(Entries taken from a collection)
-- Begin --

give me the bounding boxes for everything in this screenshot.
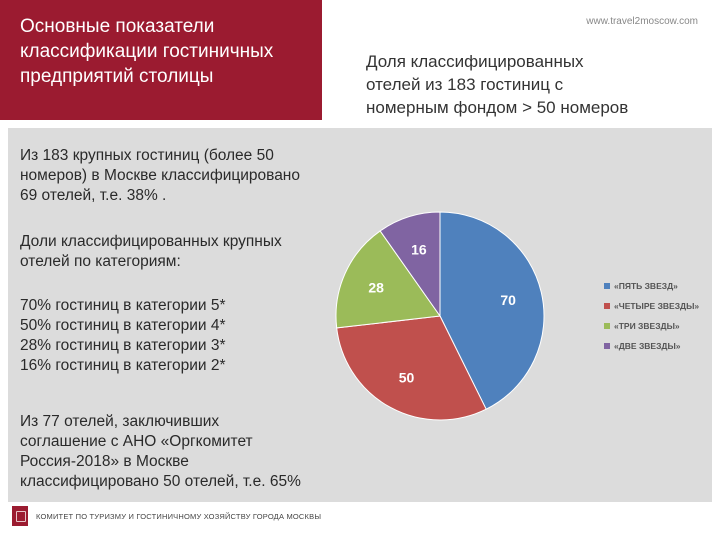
pie-data-label: 70 xyxy=(500,292,516,308)
pie-slice xyxy=(439,211,545,410)
title-line: предприятий столицы xyxy=(20,66,214,87)
legend-swatch xyxy=(604,283,610,289)
text-line: 69 отелей, т.е. 38% . xyxy=(20,187,167,204)
legend-item: «ДВЕ ЗВЕЗДЫ» xyxy=(604,336,699,356)
title-line: классификации гостиничных xyxy=(20,41,274,62)
subtitle-line: отелей из 183 гостиниц с xyxy=(366,75,564,94)
text-line: соглашение с АНО «Оргкомитет xyxy=(20,433,253,450)
paragraph-summary: Из 183 крупных гостиниц (более 50 номеро… xyxy=(20,146,360,206)
pie-data-label: 50 xyxy=(399,370,415,386)
text-line: 16% гостиниц в категории 2* xyxy=(20,357,226,374)
legend-label: «ДВЕ ЗВЕЗДЫ» xyxy=(614,341,681,351)
site-url: www.travel2moscow.com xyxy=(586,16,698,27)
page-title: Основные показатели классификации гостин… xyxy=(20,14,315,89)
legend-label: «ПЯТЬ ЗВЕЗД» xyxy=(614,281,678,291)
text-line: номеров) в Москве классифицировано xyxy=(20,167,300,184)
text-line: Россия-2018» в Москве xyxy=(20,453,189,470)
footer: КОМИТЕТ ПО ТУРИЗМУ И ГОСТИНИЧНОМУ ХОЗЯЙС… xyxy=(12,506,321,526)
text-line: 50% гостиниц в категории 4* xyxy=(20,317,226,334)
text-line: классифицировано 50 отелей, т.е. 65% xyxy=(20,473,301,490)
legend-label: «ТРИ ЗВЕЗДЫ» xyxy=(614,321,680,331)
legend-swatch xyxy=(604,323,610,329)
pie-data-label: 28 xyxy=(368,279,384,295)
legend-swatch xyxy=(604,303,610,309)
legend-label: «ЧЕТЫРЕ ЗВЕЗДЫ» xyxy=(614,301,700,311)
text-line: 28% гостиниц в категории 3* xyxy=(20,337,226,354)
title-line: Основные показатели xyxy=(20,16,215,37)
chart-legend: «ПЯТЬ ЗВЕЗД» «ЧЕТЫРЕ ЗВЕЗДЫ» «ТРИ ЗВЕЗДЫ» «… xyxy=(604,276,699,356)
chart-subtitle: Доля классифицированных отелей из 183 го… xyxy=(366,50,706,119)
pie-data-label: 16 xyxy=(411,241,427,257)
pie-chart: 70 50 28 16 xyxy=(335,211,545,421)
legend-item: «ПЯТЬ ЗВЕЗД» xyxy=(604,276,699,296)
subtitle-line: номерным фондом > 50 номеров xyxy=(366,98,629,117)
pie-slice xyxy=(336,315,487,421)
footer-text: КОМИТЕТ ПО ТУРИЗМУ И ГОСТИНИЧНОМУ ХОЗЯЙС… xyxy=(36,511,322,521)
text-line: Доли классифицированных крупных xyxy=(20,233,282,250)
text-line: Из 183 крупных гостиниц (более 50 xyxy=(20,147,274,164)
paragraph-category-list: 70% гостиниц в категории 5* 50% гостиниц… xyxy=(20,296,360,376)
title-banner: Основные показатели классификации гостин… xyxy=(0,0,322,120)
legend-item: «ТРИ ЗВЕЗДЫ» xyxy=(604,316,699,336)
moscow-emblem-icon xyxy=(12,506,28,526)
legend-swatch xyxy=(604,343,610,349)
text-line: 70% гостиниц в категории 5* xyxy=(20,297,226,314)
paragraph-agreement: Из 77 отелей, заключивших соглашение с А… xyxy=(20,412,360,492)
text-line: Из 77 отелей, заключивших xyxy=(20,413,220,430)
pie-slice xyxy=(335,230,441,329)
subtitle-line: Доля классифицированных xyxy=(366,52,584,71)
legend-item: «ЧЕТЫРЕ ЗВЕЗДЫ» xyxy=(604,296,699,316)
pie-slice xyxy=(379,211,441,318)
text-line: отелей по категориям: xyxy=(20,253,181,270)
paragraph-categories-heading: Доли классифицированных крупных отелей п… xyxy=(20,232,360,272)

-- End --

*Written request*: Rewrite everything from the line with "pie-data-label: 70 xyxy=(500,292,516,308)" down to the line with "chart-subtitle: Доля классифицированных", swapping "legend-swatch" for "legend-marker" and leaving the rest of the material unchanged.

*Solution to the problem*:
pie-data-label: 70 xyxy=(500,292,516,308)
pie-slice xyxy=(439,211,545,410)
title-line: предприятий столицы xyxy=(20,66,214,87)
legend-marker xyxy=(604,283,610,289)
text-line: 69 отелей, т.е. 38% . xyxy=(20,187,167,204)
legend-item: «ДВЕ ЗВЕЗДЫ» xyxy=(604,336,699,356)
title-line: классификации гостиничных xyxy=(20,41,274,62)
subtitle-line: отелей из 183 гостиниц с xyxy=(366,75,564,94)
text-line: соглашение с АНО «Оргкомитет xyxy=(20,433,253,450)
paragraph-summary: Из 183 крупных гостиниц (более 50 номеро… xyxy=(20,146,360,206)
pie-data-label: 50 xyxy=(399,370,415,386)
text-line: 16% гостиниц в категории 2* xyxy=(20,357,226,374)
legend-label: «ДВЕ ЗВЕЗДЫ» xyxy=(614,341,681,351)
site-url: www.travel2moscow.com xyxy=(586,16,698,27)
page-title: Основные показатели классификации гостин… xyxy=(20,14,315,89)
legend-label: «ПЯТЬ ЗВЕЗД» xyxy=(614,281,678,291)
text-line: номеров) в Москве классифицировано xyxy=(20,167,300,184)
text-line: Россия-2018» в Москве xyxy=(20,453,189,470)
footer: КОМИТЕТ ПО ТУРИЗМУ И ГОСТИНИЧНОМУ ХОЗЯЙС… xyxy=(12,506,321,526)
text-line: 50% гостиниц в категории 4* xyxy=(20,317,226,334)
text-line: классифицировано 50 отелей, т.е. 65% xyxy=(20,473,301,490)
legend-label: «ТРИ ЗВЕЗДЫ» xyxy=(614,321,680,331)
legend-marker xyxy=(604,323,610,329)
pie-data-label: 28 xyxy=(368,279,384,295)
legend-marker xyxy=(604,303,610,309)
legend-label: «ЧЕТЫРЕ ЗВЕЗДЫ» xyxy=(614,301,700,311)
text-line: 28% гостиниц в категории 3* xyxy=(20,337,226,354)
title-line: Основные показатели xyxy=(20,16,215,37)
chart-legend: «ПЯТЬ ЗВЕЗД» «ЧЕТЫРЕ ЗВЕЗДЫ» «ТРИ ЗВЕЗДЫ» «… xyxy=(604,276,699,356)
chart-subtitle: Доля классифицированных отелей из 183 го… xyxy=(366,50,706,119)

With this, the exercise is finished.